■ WHAT TO WORK ON ■
Transcribe the records exactly. Pictures do not belong in the transcription.

>> BEGIN DATA IN THIS EXERCISE

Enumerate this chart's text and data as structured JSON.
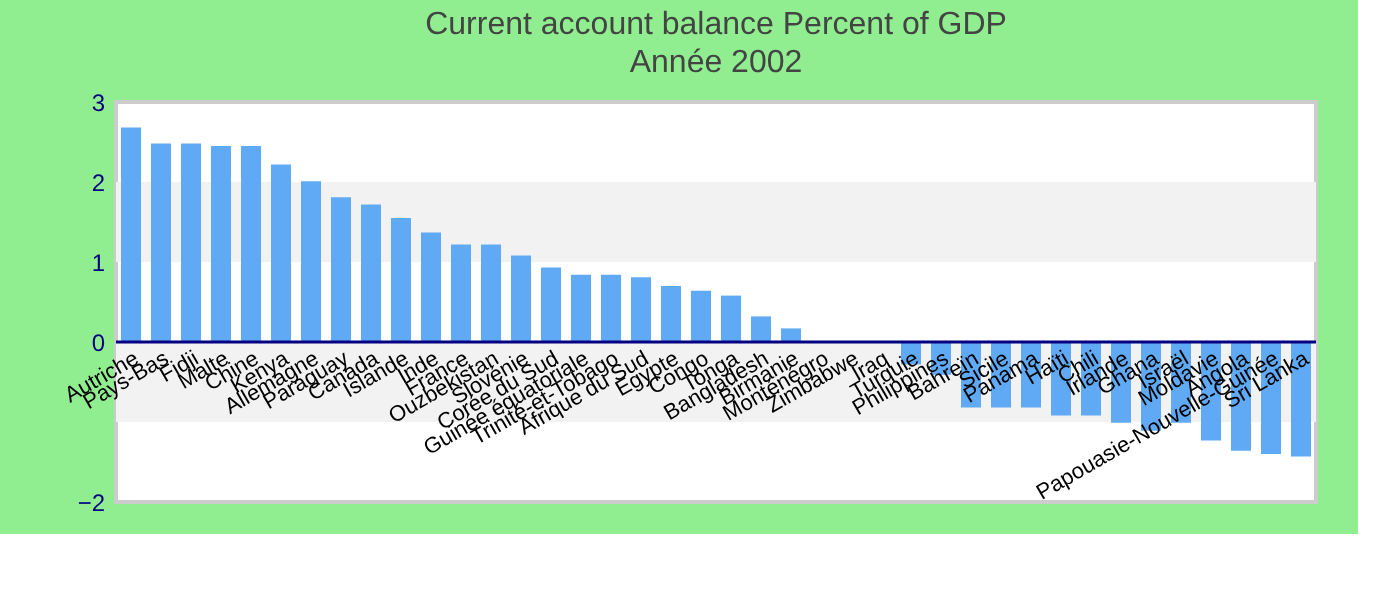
{
  "chart_data": {
    "type": "bar",
    "title": "Current account balance  Percent of GDP",
    "subtitle": "Année 2002",
    "categories": [
      "Autriche",
      "Pays-Bas",
      "Fidji",
      "Malte",
      "Chine",
      "Kenya",
      "Allemagne",
      "Paraguay",
      "Canada",
      "Islande",
      "Inde",
      "France",
      "Ouzbekistan",
      "Slovénie",
      "Corée du Sud",
      "Guinée équatoriale",
      "Trinité-et-Tobago",
      "Afrique du Sud",
      "Egypte",
      "Congo",
      "Tonga",
      "Bangladesh",
      "Birmanie",
      "Monténégro",
      "Zimbabwe",
      "Iraq",
      "Turquie",
      "Philippines",
      "Bahreïn",
      "Sicile",
      "Panama",
      "Haïti",
      "Chili",
      "Irlande",
      "Ghana",
      "Israël",
      "Moldavie",
      "Angola",
      "Papouasie-Nouvelle-Guinée",
      "Sri Lanka"
    ],
    "values": [
      2.68,
      2.48,
      2.48,
      2.45,
      2.45,
      2.22,
      2.01,
      1.81,
      1.72,
      1.55,
      1.37,
      1.22,
      1.22,
      1.08,
      0.93,
      0.84,
      0.84,
      0.81,
      0.7,
      0.64,
      0.58,
      0.32,
      0.17,
      0,
      0,
      0,
      -0.28,
      -0.41,
      -0.82,
      -0.82,
      -0.82,
      -0.92,
      -0.92,
      -1.01,
      -1.11,
      -1.01,
      -1.23,
      -1.36,
      -1.4,
      -1.43
    ],
    "color": "#60aaf5",
    "ylim": [
      -2,
      3
    ],
    "yticks": [
      -2,
      0,
      1,
      2,
      3
    ],
    "bands": [
      {
        "axis": "y",
        "from": 1,
        "to": 2,
        "color": "#f2f2f2"
      },
      {
        "axis": "y",
        "from": -1,
        "to": 0,
        "color": "#f2f2f2"
      }
    ],
    "ref_lines": [
      {
        "axis": "y",
        "value": 0,
        "color": "#000080"
      }
    ],
    "grid": false
  }
}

>> END DATA IN THIS EXERCISE

■ RESULT ■
Enumerate this chart's text and data as structured JSON.
{
  "chart_data": {
    "type": "bar",
    "title": "Current account balance  Percent of GDP",
    "subtitle": "Année 2002",
    "categories": [
      "Autriche",
      "Pays-Bas",
      "Fidji",
      "Malte",
      "Chine",
      "Kenya",
      "Allemagne",
      "Paraguay",
      "Canada",
      "Islande",
      "Inde",
      "France",
      "Ouzbekistan",
      "Slovénie",
      "Corée du Sud",
      "Guinée équatoriale",
      "Trinité-et-Tobago",
      "Afrique du Sud",
      "Egypte",
      "Congo",
      "Tonga",
      "Bangladesh",
      "Birmanie",
      "Monténégro",
      "Zimbabwe",
      "Iraq",
      "Turquie",
      "Philippines",
      "Bahreïn",
      "Sicile",
      "Panama",
      "Haïti",
      "Chili",
      "Irlande",
      "Ghana",
      "Israël",
      "Moldavie",
      "Angola",
      "Papouasie-Nouvelle-Guinée",
      "Sri Lanka"
    ],
    "values": [
      2.68,
      2.48,
      2.48,
      2.45,
      2.45,
      2.22,
      2.01,
      1.81,
      1.72,
      1.55,
      1.37,
      1.22,
      1.22,
      1.08,
      0.93,
      0.84,
      0.84,
      0.81,
      0.7,
      0.64,
      0.58,
      0.32,
      0.17,
      0,
      0,
      0,
      -0.28,
      -0.41,
      -0.82,
      -0.82,
      -0.82,
      -0.92,
      -0.92,
      -1.01,
      -1.11,
      -1.01,
      -1.23,
      -1.36,
      -1.4,
      -1.43
    ],
    "color": "#60aaf5",
    "ylim": [
      -2,
      3
    ],
    "yticks": [
      -2,
      0,
      1,
      2,
      3
    ],
    "bands": [
      {
        "axis": "y",
        "from": 1,
        "to": 2,
        "color": "#f2f2f2"
      },
      {
        "axis": "y",
        "from": -1,
        "to": 0,
        "color": "#f2f2f2"
      }
    ],
    "ref_lines": [
      {
        "axis": "y",
        "value": 0,
        "color": "#000080"
      }
    ],
    "grid": false
  }
}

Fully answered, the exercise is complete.